◆ **WHAT IS EXPECTED**: Check every line below for the word "while" and copy each one that has it.

◆ **DATA SECTION**:
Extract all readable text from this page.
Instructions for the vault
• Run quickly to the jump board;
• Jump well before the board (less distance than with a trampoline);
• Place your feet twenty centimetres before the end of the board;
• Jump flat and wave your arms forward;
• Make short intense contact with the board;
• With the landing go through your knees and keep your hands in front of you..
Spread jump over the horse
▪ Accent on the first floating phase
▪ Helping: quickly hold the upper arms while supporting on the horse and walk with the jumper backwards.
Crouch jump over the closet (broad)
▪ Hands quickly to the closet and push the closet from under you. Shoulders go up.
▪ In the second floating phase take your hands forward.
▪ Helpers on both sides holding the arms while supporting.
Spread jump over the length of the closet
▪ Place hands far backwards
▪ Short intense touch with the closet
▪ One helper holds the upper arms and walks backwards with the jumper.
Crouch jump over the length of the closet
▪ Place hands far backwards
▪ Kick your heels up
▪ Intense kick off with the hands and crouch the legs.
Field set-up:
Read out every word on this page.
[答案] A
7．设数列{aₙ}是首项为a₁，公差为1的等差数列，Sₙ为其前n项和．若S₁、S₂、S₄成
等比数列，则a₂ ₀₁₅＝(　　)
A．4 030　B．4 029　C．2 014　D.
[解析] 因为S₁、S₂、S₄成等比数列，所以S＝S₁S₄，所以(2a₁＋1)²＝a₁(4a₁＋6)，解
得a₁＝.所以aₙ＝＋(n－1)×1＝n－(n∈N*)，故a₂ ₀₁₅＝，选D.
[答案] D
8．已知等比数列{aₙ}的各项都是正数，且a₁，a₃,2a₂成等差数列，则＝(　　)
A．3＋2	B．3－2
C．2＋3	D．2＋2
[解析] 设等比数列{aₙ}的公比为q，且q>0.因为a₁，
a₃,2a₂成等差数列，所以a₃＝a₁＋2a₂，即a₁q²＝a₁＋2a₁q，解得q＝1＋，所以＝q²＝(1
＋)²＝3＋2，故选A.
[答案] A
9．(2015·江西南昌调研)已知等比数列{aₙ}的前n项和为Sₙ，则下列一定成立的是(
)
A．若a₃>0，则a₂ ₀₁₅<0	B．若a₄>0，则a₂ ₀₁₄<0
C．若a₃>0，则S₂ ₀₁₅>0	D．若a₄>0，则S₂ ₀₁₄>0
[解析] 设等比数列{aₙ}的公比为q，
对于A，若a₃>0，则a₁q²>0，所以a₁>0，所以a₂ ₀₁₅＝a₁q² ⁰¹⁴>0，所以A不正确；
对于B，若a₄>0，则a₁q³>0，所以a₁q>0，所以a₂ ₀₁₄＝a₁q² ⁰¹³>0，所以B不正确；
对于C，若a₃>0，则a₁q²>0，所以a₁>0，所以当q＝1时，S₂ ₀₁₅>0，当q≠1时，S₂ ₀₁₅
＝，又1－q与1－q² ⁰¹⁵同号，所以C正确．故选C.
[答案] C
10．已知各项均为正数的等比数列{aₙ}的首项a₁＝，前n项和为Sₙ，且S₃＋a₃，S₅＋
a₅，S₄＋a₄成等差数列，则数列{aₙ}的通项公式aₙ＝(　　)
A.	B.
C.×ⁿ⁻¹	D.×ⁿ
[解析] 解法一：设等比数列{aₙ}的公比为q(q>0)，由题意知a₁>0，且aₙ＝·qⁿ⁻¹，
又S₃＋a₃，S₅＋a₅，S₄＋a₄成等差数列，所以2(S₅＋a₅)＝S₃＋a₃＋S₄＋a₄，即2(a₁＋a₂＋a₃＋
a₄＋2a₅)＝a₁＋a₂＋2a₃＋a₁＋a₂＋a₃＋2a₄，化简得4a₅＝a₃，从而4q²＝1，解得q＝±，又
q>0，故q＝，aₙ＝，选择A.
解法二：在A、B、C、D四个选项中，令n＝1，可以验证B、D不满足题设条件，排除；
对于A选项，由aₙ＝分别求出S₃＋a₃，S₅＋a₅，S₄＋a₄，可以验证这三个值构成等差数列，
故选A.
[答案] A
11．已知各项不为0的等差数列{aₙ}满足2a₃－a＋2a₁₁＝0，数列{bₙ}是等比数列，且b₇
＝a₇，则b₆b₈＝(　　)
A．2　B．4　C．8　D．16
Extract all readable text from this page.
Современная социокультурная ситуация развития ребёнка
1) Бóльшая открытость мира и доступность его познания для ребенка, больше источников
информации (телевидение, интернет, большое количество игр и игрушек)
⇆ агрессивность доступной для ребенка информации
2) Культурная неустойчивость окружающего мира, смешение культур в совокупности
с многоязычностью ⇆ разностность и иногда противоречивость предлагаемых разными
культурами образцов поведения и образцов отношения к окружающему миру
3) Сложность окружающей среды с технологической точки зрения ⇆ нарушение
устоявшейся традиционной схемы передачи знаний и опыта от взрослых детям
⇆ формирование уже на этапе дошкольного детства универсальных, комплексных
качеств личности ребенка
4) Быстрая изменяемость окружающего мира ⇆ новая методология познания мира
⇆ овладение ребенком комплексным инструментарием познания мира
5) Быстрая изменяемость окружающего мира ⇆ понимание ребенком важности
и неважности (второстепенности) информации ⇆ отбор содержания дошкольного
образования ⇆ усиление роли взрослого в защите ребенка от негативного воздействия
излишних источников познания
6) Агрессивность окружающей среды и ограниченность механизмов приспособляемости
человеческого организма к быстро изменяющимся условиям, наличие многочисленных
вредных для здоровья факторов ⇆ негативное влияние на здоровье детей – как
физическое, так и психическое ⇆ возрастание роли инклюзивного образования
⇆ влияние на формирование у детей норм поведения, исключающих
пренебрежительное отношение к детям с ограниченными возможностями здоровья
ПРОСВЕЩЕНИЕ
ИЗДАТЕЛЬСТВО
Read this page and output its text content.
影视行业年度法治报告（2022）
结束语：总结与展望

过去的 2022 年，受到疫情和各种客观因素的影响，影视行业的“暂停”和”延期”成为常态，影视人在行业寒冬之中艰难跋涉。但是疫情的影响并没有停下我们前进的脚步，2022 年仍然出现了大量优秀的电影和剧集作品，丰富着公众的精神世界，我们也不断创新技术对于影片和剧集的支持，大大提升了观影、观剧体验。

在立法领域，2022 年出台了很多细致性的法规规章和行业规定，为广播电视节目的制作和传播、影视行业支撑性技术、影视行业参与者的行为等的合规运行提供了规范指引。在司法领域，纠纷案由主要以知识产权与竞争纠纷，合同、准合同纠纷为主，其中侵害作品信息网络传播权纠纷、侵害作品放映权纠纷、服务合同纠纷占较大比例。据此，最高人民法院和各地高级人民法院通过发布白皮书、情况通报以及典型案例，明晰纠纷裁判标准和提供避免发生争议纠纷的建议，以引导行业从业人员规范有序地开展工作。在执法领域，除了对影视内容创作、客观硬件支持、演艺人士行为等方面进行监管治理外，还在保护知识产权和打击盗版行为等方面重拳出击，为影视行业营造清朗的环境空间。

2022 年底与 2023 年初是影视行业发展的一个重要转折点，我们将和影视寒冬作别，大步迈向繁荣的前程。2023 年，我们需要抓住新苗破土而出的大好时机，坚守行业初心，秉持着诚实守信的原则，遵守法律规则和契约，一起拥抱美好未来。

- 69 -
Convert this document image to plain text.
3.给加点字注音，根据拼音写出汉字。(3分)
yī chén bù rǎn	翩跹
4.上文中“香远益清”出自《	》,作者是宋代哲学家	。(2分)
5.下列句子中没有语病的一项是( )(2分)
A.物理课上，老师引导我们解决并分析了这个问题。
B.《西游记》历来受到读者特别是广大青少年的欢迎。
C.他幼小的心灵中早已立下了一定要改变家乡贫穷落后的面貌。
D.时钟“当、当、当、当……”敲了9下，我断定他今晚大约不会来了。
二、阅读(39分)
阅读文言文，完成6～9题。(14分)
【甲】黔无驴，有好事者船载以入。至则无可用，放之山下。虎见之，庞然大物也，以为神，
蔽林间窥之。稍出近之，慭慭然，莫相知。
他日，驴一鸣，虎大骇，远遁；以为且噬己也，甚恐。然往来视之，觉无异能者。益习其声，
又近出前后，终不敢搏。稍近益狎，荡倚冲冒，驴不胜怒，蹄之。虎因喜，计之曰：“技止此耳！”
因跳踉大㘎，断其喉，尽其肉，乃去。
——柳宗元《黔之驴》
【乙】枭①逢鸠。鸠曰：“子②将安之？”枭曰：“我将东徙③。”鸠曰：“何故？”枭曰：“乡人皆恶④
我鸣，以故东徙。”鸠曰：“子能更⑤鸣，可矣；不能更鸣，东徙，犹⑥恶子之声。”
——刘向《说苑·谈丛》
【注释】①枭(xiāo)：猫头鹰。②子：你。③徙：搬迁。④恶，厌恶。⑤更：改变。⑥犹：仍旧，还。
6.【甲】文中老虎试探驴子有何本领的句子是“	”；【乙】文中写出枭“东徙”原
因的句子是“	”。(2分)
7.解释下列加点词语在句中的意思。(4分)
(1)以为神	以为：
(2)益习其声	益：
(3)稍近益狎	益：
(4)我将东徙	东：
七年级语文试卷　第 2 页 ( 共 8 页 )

◆ **THE RESULT**:
▪ Helping: quickly hold the upper arms while supporting on the horse and walk with the jumper backwards.
▪ Helpers on both sides holding the arms while supporting.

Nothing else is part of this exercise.